_RECORDS TO USE_.
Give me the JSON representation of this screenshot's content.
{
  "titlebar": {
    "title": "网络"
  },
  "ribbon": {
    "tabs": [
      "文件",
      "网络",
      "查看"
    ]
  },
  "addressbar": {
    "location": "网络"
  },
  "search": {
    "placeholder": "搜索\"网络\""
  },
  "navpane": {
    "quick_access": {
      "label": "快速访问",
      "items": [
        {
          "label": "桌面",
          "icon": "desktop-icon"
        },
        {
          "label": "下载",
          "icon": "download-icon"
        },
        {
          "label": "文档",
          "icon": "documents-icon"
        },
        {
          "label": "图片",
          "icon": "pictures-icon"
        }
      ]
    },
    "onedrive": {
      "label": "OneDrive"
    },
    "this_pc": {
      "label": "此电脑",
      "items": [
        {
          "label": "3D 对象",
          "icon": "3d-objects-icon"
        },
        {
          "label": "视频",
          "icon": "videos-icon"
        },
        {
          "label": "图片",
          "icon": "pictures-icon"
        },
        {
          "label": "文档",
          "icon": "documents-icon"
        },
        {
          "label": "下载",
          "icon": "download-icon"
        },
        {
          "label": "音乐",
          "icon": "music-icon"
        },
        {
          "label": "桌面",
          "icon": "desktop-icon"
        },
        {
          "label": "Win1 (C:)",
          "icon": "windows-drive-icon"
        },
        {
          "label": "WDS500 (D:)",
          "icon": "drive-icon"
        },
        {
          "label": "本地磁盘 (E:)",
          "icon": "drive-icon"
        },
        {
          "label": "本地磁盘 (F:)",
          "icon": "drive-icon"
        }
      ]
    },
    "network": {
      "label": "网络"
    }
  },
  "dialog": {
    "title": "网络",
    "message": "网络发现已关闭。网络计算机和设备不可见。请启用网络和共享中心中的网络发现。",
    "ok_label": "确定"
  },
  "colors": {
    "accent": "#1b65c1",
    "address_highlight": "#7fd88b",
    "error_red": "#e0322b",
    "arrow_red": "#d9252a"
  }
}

_STATED PROBLEM_. Extract the full set of entries word for word.

_COMPLETED TASK_.
Give me the JSON representation of this screenshot's content.
{
  "titlebar": {
    "title": "网络"
  },
  "ribbon": {
    "tabs": [
      "文件",
      "网络",
      "查看"
    ]
  },
  "addressbar": {
    "location": "网络"
  },
  "search": {
    "placeholder": "搜索\"网络\""
  },
  "navpane": {
    "quick_access": {
      "label": "快速访问",
      "items": [
        {
          "label": "桌面",
          "icon": "desktop-icon"
        },
        {
          "label": "下载",
          "icon": "download-icon"
        },
        {
          "label": "文档",
          "icon": "documents-icon"
        },
        {
          "label": "图片",
          "icon": "pictures-icon"
        }
      ]
    },
    "onedrive": {
      "label": "OneDrive"
    },
    "this_pc": {
      "label": "此电脑",
      "items": [
        {
          "label": "3D 对象",
          "icon": "3d-objects-icon"
        },
        {
          "label": "视频",
          "icon": "videos-icon"
        },
        {
          "label": "图片",
          "icon": "pictures-icon"
        },
        {
          "label": "文档",
          "icon": "documents-icon"
        },
        {
          "label": "下载",
          "icon": "download-icon"
        },
        {
          "label": "音乐",
          "icon": "music-icon"
        },
        {
          "label": "桌面",
          "icon": "desktop-icon"
        },
        {
          "label": "Win1 (C:)",
          "icon": "windows-drive-icon"
        },
        {
          "label": "WDS500 (D:)",
          "icon": "drive-icon"
        },
        {
          "label": "本地磁盘 (E:)",
          "icon": "drive-icon"
        },
        {
          "label": "本地磁盘 (F:)",
          "icon": "drive-icon"
        }
      ]
    },
    "network": {
      "label": "网络"
    }
  },
  "dialog": {
    "title": "网络",
    "message": "网络发现已关闭。网络计算机和设备不可见。请启用网络和共享中心中的网络发现。",
    "ok_label": "确定"
  },
  "colors": {
    "accent": "#1b65c1",
    "address_highlight": "#7fd88b",
    "error_red": "#e0322b",
    "arrow_red": "#d9252a"
  }
}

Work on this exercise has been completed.